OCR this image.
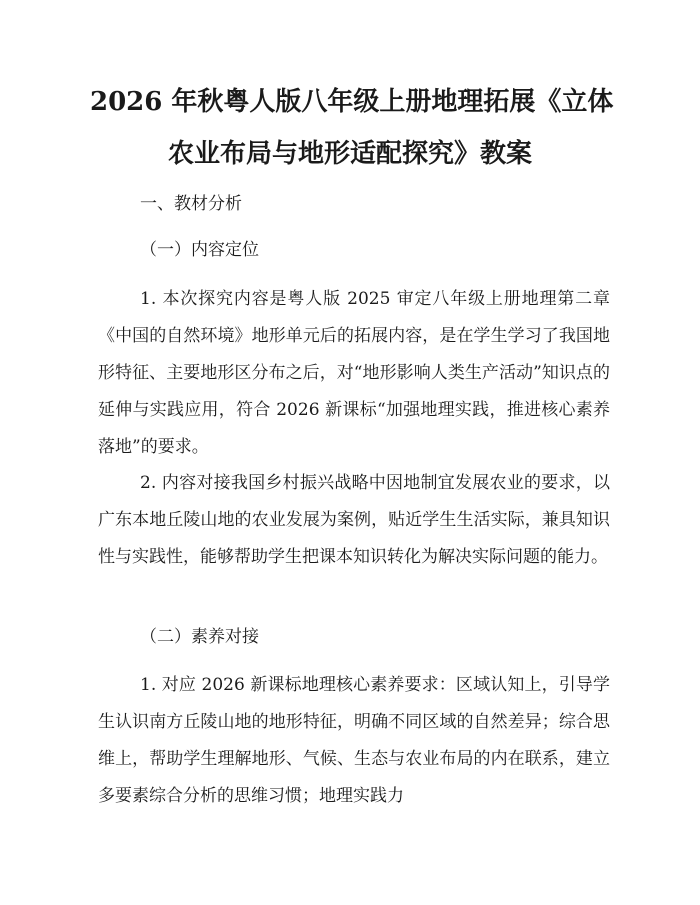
2026 年秋粤人版八年级上册地理拓展《立体
农业布局与地形适配探究》教案

一、教材分析

（一）内容定位

1. 本次探究内容是粤人版 2025 审定八年级上册地理第二章《中国的自然环境》地形单元后的拓展内容，是在学生学习了我国地形特征、主要地形区分布之后，对“地形影响人类生产活动”知识点的延伸与实践应用，符合 2026 新课标“加强地理实践，推进核心素养落地”的要求。

2. 内容对接我国乡村振兴战略中因地制宜发展农业的要求，以广东本地丘陵山地的农业发展为案例，贴近学生生活实际，兼具知识性与实践性，能够帮助学生把课本知识转化为解决实际问题的能力。

（二）素养对接

1. 对应 2026 新课标地理核心素养要求：区域认知上，引导学生认识南方丘陵山地的地形特征，明确不同区域的自然差异；综合思维上，帮助学生理解地形、气候、生态与农业布局的内在联系，建立多要素综合分析的思维习惯；地理实践力
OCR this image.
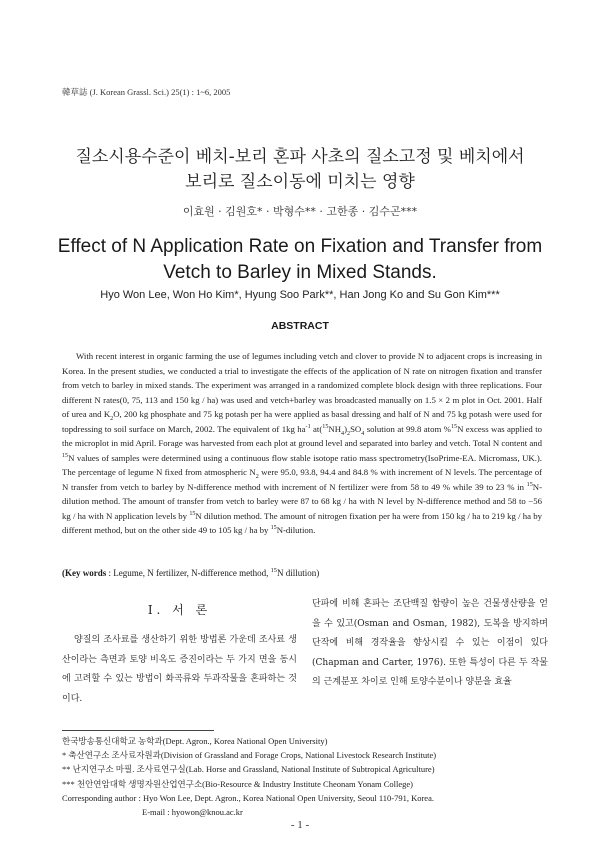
韓草誌 (J. Korean Grassl. Sci.) 25(1) : 1~6, 2005
질소시용수준이 베치-보리 혼파 사초의 질소고정 및 베치에서
보리로 질소이동에 미치는 영향
이효원 · 김원호* · 박형수** · 고한종 · 김수곤***
Effect of N Application Rate on Fixation and Transfer from
Vetch to Barley in Mixed Stands.
Hyo Won Lee, Won Ho Kim*, Hyung Soo Park**, Han Jong Ko and Su Gon Kim***
ABSTRACT

With recent interest in organic farming the use of legumes including vetch and clover to provide N to adjacent crops is increasing in Korea. In the present studies, we conducted a trial to investigate the effects of the application of N rate on nitrogen fixation and transfer from vetch to barley in mixed stands. The experiment was arranged in a randomized complete block design with three replications. Four different N rates(0, 75, 113 and 150 kg / ha) was used and vetch+barley was broadcasted manually on 1.5 × 2 m plot in Oct. 2001. Half of urea and $K_2O$, 200 kg phosphate and 75 kg potash per ha were applied as basal dressing and half of N and 75 kg potash were used for topdressing to soil surface on March, 2002. The equivalent of 1kg $ha^{-1}$ $at(^{15}NH_4)_2SO_4$ solution at 99.8 atom %$^{15}$N excess was applied to the microplot in mid April. Forage was harvested from each plot at ground level and separated into barley and vetch. Total N content and $^{15}$N values of samples were determined using a continuous flow stable isotope ratio mass spectrometry(IsoPrime-EA. Micromass, UK.). The percentage of legume N fixed from atmospheric $N_2$ were 95.0, 93.8, 94.4 and 84.8 % with increment of N levels. The percentage of N transfer from vetch to barley by N-difference method with increment of N fertilizer were from 58 to 49 % while 39 to 23 % in $^{15}$N-dilution method. The amount of transfer from vetch to barley were 87 to 68 kg / ha with N level by N-difference method and 58 to −56 kg / ha with N application levels by $^{15}$N dilution method. The amount of nitrogen fixation per ha were from 150 kg / ha to 219 kg / ha by different method, but on the other side 49 to 105 kg / ha by $^{15}$N-dilution.

(Key words : Legume, N fertilizer, N-difference method, $^{15}$N dillution)
I. 서 론

양질의 조사료를 생산하기 위한 방법론 가운데 조사료 생산이라는 측면과 토양 비옥도 증진이라는 두 가지 면을 동시에 고려할 수 있는 방법이 화곡류와 두과작물을 혼파하는 것이다.

단파에 비해 혼파는 조단백질 함량이 높은 건물생산량을 얻을 수 있고(Osman and Osman, 1982), 도복을 방지하며 단작에 비해 경작율을 향상시킬 수 있는 이점이 있다(Chapman and Carter, 1976). 또한 특성이 다른 두 작물의 근계분포 차이로 인해 토양수분이나 양분을 효율

한국방송통신대학교 농학과(Dept. Agron., Korea National Open University)
* 축산연구소 조사료자원과(Division of Grassland and Forage Crops, National Livestock Research Institute)
** 난지연구소 마필. 조사료연구실(Lab. Horse and Grassland, National Institute of Subtropical Agriculture)
*** 천안연암대학 생명자원산업연구소(Bio-Resource & Industry Institute Cheonam Yonam College)
Corresponding author : Hyo Won Lee, Dept. Agron., Korea National Open University, Seoul 110-791, Korea.
E-mail : hyowon@knou.ac.kr
- 1 -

Task prompt: Return the listing above in full and without alteration, excluding its pictures.

Response to the exercise:
OCR this image.
2026 年秋粤人版八年级上册地理拓展《立体
农业布局与地形适配探究》教案

一、教材分析

（一）内容定位

1. 本次探究内容是粤人版 2025 审定八年级上册地理第二章《中国的自然环境》地形单元后的拓展内容，是在学生学习了我国地形特征、主要地形区分布之后，对“地形影响人类生产活动”知识点的延伸与实践应用，符合 2026 新课标“加强地理实践，推进核心素养落地”的要求。

2. 内容对接我国乡村振兴战略中因地制宜发展农业的要求，以广东本地丘陵山地的农业发展为案例，贴近学生生活实际，兼具知识性与实践性，能够帮助学生把课本知识转化为解决实际问题的能力。

（二）素养对接

1. 对应 2026 新课标地理核心素养要求：区域认知上，引导学生认识南方丘陵山地的地形特征，明确不同区域的自然差异；综合思维上，帮助学生理解地形、气候、生态与农业布局的内在联系，建立多要素综合分析的思维习惯；地理实践力
OCR this image.
韓草誌 (J. Korean Grassl. Sci.) 25(1) : 1~6, 2005
질소시용수준이 베치-보리 혼파 사초의 질소고정 및 베치에서
보리로 질소이동에 미치는 영향
이효원 · 김원호* · 박형수** · 고한종 · 김수곤***
Effect of N Application Rate on Fixation and Transfer from
Vetch to Barley in Mixed Stands.
Hyo Won Lee, Won Ho Kim*, Hyung Soo Park**, Han Jong Ko and Su Gon Kim***
ABSTRACT

With recent interest in organic farming the use of legumes including vetch and clover to provide N to adjacent crops is increasing in Korea. In the present studies, we conducted a trial to investigate the effects of the application of N rate on nitrogen fixation and transfer from vetch to barley in mixed stands. The experiment was arranged in a randomized complete block design with three replications. Four different N rates(0, 75, 113 and 150 kg / ha) was used and vetch+barley was broadcasted manually on 1.5 × 2 m plot in Oct. 2001. Half of urea and $K_2O$, 200 kg phosphate and 75 kg potash per ha were applied as basal dressing and half of N and 75 kg potash were used for topdressing to soil surface on March, 2002. The equivalent of 1kg $ha^{-1}$ $at(^{15}NH_4)_2SO_4$ solution at 99.8 atom %$^{15}$N excess was applied to the microplot in mid April. Forage was harvested from each plot at ground level and separated into barley and vetch. Total N content and $^{15}$N values of samples were determined using a continuous flow stable isotope ratio mass spectrometry(IsoPrime-EA. Micromass, UK.). The percentage of legume N fixed from atmospheric $N_2$ were 95.0, 93.8, 94.4 and 84.8 % with increment of N levels. The percentage of N transfer from vetch to barley by N-difference method with increment of N fertilizer were from 58 to 49 % while 39 to 23 % in $^{15}$N-dilution method. The amount of transfer from vetch to barley were 87 to 68 kg / ha with N level by N-difference method and 58 to −56 kg / ha with N application levels by $^{15}$N dilution method. The amount of nitrogen fixation per ha were from 150 kg / ha to 219 kg / ha by different method, but on the other side 49 to 105 kg / ha by $^{15}$N-dilution.

(Key words : Legume, N fertilizer, N-difference method, $^{15}$N dillution)
I. 서 론

양질의 조사료를 생산하기 위한 방법론 가운데 조사료 생산이라는 측면과 토양 비옥도 증진이라는 두 가지 면을 동시에 고려할 수 있는 방법이 화곡류와 두과작물을 혼파하는 것이다.

단파에 비해 혼파는 조단백질 함량이 높은 건물생산량을 얻을 수 있고(Osman and Osman, 1982), 도복을 방지하며 단작에 비해 경작율을 향상시킬 수 있는 이점이 있다(Chapman and Carter, 1976). 또한 특성이 다른 두 작물의 근계분포 차이로 인해 토양수분이나 양분을 효율

한국방송통신대학교 농학과(Dept. Agron., Korea National Open University)
* 축산연구소 조사료자원과(Division of Grassland and Forage Crops, National Livestock Research Institute)
** 난지연구소 마필. 조사료연구실(Lab. Horse and Grassland, National Institute of Subtropical Agriculture)
*** 천안연암대학 생명자원산업연구소(Bio-Resource & Industry Institute Cheonam Yonam College)
Corresponding author : Hyo Won Lee, Dept. Agron., Korea National Open University, Seoul 110-791, Korea.
E-mail : hyowon@knou.ac.kr
- 1 -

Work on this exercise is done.